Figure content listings
§ §

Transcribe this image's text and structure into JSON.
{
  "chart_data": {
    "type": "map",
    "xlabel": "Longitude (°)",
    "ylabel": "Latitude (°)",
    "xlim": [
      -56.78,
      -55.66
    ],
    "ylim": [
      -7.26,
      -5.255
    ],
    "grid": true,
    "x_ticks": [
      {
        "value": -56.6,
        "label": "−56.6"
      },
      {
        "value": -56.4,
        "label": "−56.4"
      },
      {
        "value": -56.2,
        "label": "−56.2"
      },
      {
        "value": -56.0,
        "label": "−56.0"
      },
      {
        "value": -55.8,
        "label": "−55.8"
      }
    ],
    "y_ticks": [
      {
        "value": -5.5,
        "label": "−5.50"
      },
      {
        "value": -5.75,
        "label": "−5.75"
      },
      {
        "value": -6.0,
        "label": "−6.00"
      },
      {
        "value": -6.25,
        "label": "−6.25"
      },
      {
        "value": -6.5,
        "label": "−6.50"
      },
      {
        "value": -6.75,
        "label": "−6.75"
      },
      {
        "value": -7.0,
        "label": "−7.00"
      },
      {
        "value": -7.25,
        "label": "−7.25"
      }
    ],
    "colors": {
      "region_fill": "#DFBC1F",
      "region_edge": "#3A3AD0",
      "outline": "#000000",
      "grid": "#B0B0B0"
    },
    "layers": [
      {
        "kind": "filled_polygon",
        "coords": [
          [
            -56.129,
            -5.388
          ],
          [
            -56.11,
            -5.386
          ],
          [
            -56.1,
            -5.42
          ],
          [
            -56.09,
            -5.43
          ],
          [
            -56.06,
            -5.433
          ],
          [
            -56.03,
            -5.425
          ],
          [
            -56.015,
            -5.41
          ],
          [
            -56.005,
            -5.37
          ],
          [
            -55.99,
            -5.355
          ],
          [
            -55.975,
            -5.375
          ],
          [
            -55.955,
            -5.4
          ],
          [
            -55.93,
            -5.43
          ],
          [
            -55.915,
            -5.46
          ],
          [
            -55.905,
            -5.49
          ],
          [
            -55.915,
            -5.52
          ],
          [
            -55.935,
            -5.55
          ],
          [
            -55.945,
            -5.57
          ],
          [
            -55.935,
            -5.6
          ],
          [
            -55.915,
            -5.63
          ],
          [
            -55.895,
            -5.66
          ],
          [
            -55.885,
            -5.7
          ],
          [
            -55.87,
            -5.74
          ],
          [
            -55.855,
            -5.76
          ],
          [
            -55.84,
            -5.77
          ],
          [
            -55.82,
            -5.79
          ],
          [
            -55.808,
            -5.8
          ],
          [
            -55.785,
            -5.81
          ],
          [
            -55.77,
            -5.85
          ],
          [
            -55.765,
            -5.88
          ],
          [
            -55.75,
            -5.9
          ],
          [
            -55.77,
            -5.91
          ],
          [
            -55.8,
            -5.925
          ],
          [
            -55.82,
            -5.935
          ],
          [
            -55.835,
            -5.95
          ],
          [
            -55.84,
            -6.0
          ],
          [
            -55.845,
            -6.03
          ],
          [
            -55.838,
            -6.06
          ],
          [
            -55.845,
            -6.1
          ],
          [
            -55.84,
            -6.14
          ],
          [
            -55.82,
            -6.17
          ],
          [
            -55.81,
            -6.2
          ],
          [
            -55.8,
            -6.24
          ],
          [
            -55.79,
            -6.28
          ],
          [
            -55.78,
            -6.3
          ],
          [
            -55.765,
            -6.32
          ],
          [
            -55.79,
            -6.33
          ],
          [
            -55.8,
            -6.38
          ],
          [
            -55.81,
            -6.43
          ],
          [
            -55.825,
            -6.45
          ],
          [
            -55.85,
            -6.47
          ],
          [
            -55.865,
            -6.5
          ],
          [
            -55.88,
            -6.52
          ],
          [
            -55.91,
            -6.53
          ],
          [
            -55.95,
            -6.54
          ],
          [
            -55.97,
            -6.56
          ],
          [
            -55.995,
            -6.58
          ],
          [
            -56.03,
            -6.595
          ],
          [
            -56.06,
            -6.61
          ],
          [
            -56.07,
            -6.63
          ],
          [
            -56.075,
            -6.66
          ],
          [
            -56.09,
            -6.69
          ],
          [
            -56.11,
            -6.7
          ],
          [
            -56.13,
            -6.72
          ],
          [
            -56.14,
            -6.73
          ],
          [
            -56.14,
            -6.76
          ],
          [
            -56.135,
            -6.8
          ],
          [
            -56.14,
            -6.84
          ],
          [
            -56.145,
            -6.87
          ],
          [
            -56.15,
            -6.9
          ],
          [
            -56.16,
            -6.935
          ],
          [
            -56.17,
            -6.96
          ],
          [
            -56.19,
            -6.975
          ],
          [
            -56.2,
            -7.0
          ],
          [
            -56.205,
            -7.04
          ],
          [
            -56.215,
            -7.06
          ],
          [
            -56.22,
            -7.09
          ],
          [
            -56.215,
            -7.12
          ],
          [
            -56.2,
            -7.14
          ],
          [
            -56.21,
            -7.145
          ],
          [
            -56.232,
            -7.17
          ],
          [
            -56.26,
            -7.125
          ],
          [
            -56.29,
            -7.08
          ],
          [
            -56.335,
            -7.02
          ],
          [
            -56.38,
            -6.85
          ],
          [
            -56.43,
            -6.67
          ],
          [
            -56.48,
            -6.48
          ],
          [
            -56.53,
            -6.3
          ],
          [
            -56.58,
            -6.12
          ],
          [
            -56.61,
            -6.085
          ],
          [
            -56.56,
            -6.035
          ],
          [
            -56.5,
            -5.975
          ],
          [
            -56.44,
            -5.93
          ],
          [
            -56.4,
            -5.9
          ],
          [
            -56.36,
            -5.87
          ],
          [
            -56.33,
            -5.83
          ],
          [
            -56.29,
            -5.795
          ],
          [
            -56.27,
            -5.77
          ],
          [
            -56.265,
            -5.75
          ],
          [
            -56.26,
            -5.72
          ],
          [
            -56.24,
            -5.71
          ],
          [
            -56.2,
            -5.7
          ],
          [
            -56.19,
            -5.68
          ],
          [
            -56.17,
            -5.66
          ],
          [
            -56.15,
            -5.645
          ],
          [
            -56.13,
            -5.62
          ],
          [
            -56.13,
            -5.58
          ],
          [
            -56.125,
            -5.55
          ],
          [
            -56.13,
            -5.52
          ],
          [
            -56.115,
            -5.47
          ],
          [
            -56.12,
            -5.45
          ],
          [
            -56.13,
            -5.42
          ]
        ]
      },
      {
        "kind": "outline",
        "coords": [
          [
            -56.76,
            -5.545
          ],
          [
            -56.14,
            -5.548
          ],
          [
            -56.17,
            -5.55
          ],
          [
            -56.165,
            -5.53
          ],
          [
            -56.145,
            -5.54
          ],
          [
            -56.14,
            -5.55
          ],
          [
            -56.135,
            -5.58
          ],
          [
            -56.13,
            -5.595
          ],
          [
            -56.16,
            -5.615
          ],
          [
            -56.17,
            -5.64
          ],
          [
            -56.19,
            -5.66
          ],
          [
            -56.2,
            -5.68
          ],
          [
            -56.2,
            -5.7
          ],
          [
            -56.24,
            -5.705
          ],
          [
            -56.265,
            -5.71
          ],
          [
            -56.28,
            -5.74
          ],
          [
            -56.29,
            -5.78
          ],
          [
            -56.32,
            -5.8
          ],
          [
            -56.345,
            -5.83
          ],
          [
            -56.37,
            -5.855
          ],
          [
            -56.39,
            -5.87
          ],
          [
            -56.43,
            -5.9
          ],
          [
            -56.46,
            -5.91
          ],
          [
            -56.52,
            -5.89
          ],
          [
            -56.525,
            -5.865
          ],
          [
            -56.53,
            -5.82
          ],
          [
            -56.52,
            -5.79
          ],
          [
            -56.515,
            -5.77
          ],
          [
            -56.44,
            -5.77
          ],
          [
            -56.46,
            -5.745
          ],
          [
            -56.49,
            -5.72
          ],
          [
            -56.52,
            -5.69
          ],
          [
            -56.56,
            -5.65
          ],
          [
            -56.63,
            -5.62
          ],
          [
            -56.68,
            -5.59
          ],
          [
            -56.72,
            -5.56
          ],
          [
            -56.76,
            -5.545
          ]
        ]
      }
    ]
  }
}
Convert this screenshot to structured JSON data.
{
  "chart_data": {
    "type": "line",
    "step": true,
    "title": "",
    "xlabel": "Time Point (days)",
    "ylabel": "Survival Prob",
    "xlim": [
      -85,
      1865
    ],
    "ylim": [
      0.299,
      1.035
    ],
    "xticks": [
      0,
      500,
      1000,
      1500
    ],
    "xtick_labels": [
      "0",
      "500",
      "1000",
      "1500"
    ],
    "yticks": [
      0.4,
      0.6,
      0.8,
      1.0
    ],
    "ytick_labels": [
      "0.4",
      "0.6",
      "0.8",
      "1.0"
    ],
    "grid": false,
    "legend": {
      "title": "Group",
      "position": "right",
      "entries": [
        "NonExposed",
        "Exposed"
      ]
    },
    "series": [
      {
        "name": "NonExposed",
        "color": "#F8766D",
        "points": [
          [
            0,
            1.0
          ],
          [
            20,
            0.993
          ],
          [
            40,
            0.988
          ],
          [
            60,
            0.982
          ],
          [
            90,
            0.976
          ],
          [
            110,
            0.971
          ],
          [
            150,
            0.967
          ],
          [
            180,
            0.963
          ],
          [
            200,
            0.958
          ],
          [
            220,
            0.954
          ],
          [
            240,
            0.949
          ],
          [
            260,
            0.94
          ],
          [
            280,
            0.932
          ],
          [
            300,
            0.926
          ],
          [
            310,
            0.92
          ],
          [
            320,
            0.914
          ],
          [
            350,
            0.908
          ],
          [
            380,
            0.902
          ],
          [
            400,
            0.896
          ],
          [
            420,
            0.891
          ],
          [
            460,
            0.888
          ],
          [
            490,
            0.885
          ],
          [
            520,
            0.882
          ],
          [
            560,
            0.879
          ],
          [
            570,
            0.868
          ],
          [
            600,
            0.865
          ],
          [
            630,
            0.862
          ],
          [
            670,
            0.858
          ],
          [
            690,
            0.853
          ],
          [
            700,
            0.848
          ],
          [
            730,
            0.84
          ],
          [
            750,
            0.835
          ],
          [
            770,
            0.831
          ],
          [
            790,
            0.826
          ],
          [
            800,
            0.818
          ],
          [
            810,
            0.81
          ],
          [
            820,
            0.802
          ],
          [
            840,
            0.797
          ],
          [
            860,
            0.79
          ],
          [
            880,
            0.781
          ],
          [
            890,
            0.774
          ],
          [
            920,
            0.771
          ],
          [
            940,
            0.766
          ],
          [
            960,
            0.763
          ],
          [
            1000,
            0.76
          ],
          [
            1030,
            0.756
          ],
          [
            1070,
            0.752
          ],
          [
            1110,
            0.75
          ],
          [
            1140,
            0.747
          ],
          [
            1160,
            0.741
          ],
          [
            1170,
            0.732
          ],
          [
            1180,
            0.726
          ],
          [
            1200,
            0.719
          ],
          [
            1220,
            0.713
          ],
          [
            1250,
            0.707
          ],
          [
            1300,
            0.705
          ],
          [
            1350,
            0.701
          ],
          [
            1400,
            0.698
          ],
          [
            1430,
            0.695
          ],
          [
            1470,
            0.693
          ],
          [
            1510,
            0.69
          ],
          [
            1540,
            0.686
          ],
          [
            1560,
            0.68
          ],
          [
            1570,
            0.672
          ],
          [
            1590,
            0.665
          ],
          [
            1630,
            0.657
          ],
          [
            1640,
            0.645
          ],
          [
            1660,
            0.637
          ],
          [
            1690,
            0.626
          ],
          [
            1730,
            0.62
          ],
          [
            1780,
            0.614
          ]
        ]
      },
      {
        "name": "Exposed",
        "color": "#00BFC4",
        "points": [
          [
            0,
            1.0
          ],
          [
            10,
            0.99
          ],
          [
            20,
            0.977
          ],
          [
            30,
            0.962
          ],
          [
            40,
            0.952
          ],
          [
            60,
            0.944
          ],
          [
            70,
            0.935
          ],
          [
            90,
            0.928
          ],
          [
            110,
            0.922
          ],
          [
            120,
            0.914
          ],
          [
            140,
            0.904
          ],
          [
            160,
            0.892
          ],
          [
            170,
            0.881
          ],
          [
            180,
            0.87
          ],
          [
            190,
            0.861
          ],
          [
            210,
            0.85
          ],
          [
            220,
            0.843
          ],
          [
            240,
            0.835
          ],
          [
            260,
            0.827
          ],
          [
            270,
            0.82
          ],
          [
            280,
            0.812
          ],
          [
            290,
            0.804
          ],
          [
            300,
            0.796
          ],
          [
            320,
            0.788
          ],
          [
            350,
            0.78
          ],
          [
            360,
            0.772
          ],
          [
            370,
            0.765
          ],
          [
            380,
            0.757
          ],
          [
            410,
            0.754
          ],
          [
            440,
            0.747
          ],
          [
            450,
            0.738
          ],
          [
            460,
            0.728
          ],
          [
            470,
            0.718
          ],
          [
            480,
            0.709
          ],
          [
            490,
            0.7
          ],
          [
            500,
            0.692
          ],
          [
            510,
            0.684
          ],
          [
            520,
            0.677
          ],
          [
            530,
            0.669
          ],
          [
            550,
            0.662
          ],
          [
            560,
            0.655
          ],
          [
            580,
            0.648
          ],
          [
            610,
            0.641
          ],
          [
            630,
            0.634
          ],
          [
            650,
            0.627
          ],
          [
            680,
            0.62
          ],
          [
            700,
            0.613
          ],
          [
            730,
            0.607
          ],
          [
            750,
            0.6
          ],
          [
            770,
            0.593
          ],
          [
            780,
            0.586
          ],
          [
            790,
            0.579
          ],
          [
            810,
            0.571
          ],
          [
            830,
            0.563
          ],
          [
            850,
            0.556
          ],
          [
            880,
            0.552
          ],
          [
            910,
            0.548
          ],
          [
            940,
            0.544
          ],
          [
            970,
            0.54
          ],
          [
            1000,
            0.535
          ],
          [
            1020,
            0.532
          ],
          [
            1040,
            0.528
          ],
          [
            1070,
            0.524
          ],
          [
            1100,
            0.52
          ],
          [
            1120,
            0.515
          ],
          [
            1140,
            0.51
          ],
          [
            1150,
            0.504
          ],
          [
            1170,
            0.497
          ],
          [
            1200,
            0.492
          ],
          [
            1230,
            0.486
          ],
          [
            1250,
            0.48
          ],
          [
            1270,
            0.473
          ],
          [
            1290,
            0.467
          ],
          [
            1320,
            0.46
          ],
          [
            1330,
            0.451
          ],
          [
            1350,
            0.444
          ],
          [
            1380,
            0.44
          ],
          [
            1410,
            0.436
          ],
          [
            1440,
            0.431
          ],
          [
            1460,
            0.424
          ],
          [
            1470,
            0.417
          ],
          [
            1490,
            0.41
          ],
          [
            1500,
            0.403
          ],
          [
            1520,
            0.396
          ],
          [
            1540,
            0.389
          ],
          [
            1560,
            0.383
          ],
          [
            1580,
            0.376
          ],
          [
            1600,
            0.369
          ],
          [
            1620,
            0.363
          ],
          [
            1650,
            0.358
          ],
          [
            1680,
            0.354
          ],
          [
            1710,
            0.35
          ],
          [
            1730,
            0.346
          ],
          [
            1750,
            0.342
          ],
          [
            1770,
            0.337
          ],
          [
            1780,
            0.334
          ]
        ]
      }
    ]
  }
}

§ §

■ DIRECTIONS ■
Count the lines of the listing above that include the word "JSON" and state the total with nothing else.

■ TASK RESPONSE ■
2